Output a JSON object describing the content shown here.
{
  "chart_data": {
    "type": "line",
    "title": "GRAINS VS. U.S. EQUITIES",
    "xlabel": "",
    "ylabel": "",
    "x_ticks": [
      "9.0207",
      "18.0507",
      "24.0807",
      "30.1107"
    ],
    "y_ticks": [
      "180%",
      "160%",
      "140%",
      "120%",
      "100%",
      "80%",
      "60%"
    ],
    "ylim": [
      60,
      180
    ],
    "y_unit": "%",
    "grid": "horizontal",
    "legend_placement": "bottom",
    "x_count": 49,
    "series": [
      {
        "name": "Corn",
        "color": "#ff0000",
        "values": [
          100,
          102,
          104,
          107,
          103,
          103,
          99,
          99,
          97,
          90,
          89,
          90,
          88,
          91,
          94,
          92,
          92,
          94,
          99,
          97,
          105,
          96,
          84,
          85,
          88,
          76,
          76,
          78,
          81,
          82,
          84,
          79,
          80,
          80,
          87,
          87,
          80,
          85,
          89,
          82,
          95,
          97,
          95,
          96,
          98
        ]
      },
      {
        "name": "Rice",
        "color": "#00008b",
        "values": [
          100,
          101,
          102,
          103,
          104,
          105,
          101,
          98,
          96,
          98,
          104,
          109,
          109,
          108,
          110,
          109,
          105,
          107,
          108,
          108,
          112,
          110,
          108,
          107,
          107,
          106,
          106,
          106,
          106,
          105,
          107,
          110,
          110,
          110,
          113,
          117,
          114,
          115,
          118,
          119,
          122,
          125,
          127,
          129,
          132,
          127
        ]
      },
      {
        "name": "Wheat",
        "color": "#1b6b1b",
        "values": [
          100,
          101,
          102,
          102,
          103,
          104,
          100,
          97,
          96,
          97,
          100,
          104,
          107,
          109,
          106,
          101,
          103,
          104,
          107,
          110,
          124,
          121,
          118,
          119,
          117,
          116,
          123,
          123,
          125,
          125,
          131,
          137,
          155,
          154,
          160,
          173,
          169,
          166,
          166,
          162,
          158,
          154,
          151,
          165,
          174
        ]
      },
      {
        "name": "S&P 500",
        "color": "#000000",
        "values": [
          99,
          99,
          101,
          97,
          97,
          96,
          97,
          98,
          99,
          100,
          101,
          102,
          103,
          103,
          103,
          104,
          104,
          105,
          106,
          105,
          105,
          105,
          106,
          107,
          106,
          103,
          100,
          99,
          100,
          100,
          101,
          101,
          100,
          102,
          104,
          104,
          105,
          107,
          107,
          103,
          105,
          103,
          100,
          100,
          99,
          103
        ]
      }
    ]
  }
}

---------------

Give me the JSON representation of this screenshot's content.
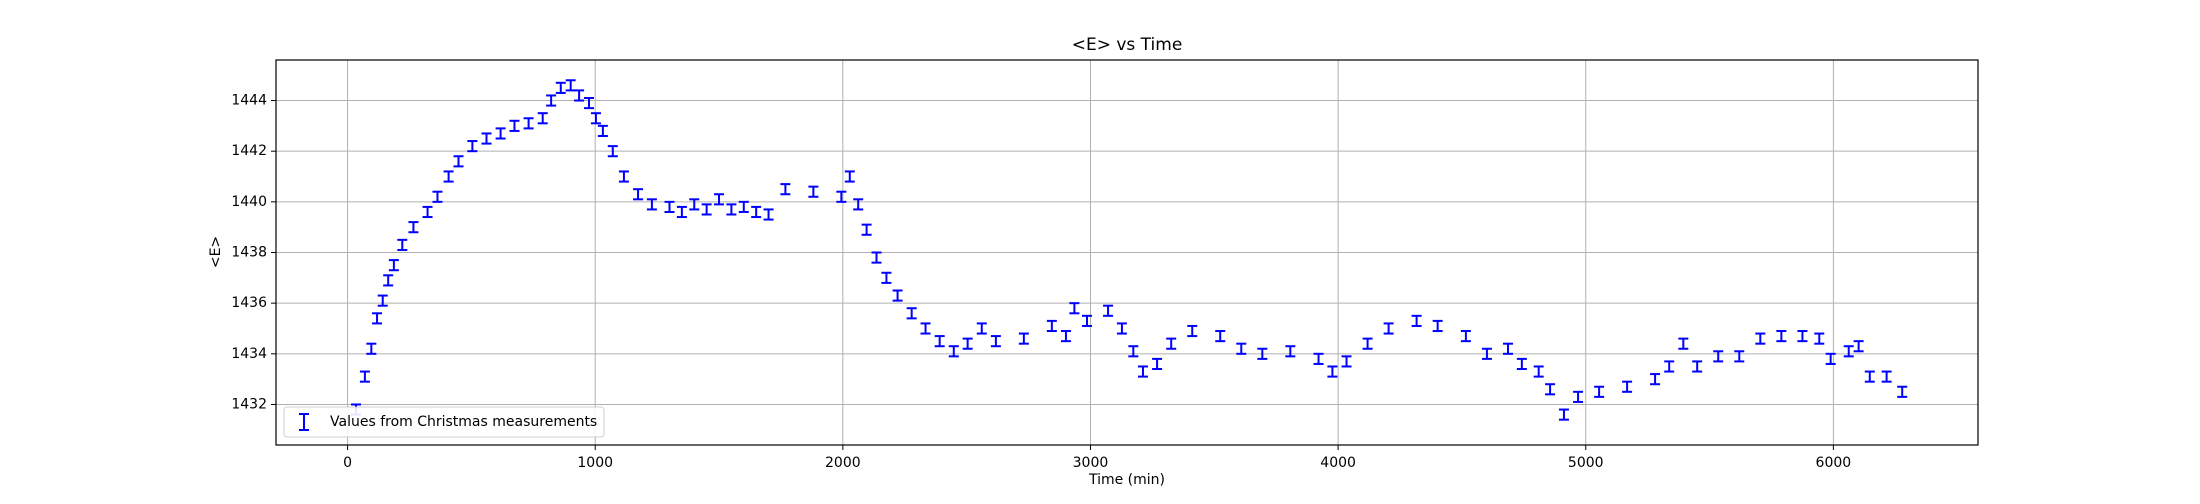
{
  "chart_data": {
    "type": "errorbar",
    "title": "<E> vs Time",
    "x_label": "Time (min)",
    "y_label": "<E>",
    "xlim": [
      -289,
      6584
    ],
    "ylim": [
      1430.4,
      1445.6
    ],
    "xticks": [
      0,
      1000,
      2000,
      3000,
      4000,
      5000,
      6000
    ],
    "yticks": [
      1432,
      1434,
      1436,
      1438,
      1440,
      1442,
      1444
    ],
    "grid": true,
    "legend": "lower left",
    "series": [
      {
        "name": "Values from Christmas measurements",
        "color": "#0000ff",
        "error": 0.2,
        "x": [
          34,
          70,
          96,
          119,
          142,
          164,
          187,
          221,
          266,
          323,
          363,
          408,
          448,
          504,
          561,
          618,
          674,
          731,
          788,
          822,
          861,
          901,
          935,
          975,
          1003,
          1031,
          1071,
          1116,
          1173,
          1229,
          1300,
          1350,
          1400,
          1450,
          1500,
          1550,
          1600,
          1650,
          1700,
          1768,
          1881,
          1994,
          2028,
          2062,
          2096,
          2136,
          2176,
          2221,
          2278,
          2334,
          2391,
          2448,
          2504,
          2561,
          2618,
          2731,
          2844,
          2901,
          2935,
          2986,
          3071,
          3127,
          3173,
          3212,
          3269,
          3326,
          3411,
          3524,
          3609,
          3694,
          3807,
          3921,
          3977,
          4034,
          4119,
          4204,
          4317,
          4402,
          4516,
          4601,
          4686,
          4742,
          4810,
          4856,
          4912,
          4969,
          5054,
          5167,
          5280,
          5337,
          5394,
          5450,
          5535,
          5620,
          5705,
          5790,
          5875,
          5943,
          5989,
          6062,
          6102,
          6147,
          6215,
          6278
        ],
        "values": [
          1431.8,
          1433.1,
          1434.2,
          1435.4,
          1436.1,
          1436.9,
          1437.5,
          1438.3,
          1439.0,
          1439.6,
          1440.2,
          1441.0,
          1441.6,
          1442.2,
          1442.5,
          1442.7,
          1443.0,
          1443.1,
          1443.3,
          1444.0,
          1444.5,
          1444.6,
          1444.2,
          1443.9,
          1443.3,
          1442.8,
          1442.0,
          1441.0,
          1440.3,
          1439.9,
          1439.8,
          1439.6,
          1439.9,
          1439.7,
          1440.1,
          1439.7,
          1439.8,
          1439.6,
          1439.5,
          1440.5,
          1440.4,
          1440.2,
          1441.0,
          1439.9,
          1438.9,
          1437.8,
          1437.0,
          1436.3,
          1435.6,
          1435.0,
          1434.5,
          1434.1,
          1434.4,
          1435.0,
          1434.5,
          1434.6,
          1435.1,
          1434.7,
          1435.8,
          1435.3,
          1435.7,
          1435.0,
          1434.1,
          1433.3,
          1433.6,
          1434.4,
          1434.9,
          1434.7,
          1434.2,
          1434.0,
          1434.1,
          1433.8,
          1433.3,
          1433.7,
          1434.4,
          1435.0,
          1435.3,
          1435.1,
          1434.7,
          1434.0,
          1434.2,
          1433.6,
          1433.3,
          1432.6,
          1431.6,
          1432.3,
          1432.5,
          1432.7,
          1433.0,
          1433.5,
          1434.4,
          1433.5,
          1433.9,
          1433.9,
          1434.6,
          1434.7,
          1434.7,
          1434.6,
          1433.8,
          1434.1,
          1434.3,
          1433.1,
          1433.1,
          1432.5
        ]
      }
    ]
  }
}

---------------

WHAT YOU ARE ASKED TO DO. Read through the entries and copy every line that includes "color".

EXERCISE ANSWER.
        "color": "#ff0000",
        "color": "#00008b",
        "color": "#1b6b1b",
        "color": "#000000",
        "color": "#0000ff",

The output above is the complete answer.